··· GIVEN RECORDS ···

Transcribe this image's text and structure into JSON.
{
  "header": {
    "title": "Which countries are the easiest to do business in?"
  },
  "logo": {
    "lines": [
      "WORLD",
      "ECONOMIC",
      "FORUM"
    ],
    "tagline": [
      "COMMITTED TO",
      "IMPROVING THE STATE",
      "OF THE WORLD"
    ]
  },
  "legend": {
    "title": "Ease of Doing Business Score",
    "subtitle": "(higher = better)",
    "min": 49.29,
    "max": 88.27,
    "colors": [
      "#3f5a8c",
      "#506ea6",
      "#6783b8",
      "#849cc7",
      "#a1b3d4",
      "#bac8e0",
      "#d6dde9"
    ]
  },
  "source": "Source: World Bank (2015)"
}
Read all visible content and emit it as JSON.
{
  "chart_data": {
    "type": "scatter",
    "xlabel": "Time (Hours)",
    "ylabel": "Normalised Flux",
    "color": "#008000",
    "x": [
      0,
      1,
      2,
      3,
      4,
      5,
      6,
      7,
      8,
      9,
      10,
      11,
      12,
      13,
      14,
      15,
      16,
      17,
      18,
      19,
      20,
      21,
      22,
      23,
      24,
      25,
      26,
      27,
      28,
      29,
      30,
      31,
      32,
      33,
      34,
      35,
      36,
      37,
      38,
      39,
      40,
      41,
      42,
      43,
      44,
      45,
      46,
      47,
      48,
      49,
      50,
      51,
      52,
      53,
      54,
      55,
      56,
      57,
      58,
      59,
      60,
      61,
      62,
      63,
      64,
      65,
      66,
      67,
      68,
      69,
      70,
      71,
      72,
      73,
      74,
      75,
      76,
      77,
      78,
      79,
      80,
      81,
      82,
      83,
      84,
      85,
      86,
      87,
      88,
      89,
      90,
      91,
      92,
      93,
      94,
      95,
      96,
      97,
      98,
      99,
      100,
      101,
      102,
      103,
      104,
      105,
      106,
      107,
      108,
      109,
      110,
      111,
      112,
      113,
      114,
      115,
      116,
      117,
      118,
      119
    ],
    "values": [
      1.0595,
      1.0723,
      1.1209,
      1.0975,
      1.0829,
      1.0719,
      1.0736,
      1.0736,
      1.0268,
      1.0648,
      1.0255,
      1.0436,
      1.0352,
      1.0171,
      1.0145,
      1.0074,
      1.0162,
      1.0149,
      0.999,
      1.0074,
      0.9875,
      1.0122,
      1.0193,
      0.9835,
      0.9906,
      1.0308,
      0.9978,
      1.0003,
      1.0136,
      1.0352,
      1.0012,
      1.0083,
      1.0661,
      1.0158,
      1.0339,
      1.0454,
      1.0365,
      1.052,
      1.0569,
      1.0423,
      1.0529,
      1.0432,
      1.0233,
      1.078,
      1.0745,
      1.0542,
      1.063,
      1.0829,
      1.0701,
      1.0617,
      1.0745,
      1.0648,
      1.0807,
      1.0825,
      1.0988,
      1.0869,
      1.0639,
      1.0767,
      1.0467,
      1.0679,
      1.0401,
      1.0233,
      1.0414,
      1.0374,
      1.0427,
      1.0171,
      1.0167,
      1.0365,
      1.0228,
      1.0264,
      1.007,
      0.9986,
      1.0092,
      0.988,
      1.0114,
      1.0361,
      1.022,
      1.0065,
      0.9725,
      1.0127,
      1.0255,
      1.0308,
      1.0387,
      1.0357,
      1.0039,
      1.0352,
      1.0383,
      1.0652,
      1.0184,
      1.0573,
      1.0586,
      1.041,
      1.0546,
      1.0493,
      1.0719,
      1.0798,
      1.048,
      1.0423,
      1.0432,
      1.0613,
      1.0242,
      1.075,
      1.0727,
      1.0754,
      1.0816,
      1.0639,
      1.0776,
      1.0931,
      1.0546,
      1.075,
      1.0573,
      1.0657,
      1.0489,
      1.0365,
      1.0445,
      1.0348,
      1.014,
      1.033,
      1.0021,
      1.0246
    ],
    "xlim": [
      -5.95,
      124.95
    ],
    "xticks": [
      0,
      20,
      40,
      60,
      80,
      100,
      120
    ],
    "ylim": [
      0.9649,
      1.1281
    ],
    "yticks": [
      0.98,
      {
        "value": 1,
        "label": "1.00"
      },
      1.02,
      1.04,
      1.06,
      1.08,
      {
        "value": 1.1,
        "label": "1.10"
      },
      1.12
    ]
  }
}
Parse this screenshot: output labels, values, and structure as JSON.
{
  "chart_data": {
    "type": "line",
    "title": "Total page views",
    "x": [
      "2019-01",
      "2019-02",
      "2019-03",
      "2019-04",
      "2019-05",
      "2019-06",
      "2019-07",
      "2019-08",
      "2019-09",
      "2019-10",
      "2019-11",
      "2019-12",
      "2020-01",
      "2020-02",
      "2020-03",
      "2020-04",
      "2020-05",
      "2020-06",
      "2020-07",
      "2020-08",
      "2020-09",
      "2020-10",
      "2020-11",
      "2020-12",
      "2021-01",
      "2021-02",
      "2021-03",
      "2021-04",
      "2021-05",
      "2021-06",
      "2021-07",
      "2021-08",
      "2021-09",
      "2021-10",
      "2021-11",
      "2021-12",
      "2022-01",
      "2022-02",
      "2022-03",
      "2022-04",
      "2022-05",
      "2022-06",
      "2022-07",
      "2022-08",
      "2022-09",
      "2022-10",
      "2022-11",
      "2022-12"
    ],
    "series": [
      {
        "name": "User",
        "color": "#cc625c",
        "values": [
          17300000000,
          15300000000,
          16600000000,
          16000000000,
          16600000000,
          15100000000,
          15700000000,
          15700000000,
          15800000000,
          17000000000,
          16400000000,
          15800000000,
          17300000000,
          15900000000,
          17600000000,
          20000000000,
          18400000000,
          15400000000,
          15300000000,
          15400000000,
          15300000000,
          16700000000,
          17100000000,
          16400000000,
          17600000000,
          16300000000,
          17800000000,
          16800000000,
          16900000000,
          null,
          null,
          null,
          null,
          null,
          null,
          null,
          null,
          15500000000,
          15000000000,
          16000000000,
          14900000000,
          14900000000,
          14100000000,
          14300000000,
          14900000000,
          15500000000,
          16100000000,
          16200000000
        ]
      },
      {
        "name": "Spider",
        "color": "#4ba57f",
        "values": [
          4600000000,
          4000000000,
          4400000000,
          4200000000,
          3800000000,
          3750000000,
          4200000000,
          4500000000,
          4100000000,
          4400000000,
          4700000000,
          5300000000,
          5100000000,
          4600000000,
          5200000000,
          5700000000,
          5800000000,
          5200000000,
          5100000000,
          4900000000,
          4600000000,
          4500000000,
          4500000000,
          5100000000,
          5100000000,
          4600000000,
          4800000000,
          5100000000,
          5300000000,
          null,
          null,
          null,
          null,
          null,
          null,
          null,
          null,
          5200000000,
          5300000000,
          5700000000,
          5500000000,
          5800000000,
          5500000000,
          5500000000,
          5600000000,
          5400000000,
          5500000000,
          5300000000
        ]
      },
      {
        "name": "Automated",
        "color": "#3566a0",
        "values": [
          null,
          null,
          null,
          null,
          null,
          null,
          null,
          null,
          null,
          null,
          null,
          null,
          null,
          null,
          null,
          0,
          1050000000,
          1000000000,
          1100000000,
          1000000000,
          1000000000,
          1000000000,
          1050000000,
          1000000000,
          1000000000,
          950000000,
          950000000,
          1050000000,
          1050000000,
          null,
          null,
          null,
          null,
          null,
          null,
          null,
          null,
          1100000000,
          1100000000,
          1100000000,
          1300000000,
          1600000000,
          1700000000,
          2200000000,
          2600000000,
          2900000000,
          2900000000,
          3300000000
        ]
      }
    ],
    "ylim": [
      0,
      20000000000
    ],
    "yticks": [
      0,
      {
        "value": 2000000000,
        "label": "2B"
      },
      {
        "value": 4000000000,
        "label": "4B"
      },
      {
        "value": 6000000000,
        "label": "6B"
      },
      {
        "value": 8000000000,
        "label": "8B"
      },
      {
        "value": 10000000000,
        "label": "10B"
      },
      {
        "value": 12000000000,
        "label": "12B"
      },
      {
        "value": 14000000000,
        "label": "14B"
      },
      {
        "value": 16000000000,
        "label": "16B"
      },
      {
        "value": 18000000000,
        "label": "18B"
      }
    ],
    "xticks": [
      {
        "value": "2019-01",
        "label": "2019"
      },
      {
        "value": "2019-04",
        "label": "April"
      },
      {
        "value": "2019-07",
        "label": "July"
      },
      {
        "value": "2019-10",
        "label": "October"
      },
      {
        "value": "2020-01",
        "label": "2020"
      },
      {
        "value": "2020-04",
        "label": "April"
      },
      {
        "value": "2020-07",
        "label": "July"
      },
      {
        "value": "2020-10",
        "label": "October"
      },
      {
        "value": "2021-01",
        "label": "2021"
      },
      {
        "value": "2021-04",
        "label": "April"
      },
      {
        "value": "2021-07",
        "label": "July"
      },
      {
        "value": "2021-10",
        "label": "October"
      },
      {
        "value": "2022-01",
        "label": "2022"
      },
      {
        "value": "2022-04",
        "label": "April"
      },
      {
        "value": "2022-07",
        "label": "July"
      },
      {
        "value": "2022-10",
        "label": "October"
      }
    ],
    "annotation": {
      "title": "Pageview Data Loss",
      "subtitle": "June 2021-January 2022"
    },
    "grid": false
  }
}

···

**STATED EXERCISE**. Among the records above, find each line holding the string "this" and pull it out.

**WORKED SOLUTION**.
Transcribe this image's text and structure into JSON.
Parse this screenshot: output labels, values, and structure as JSON.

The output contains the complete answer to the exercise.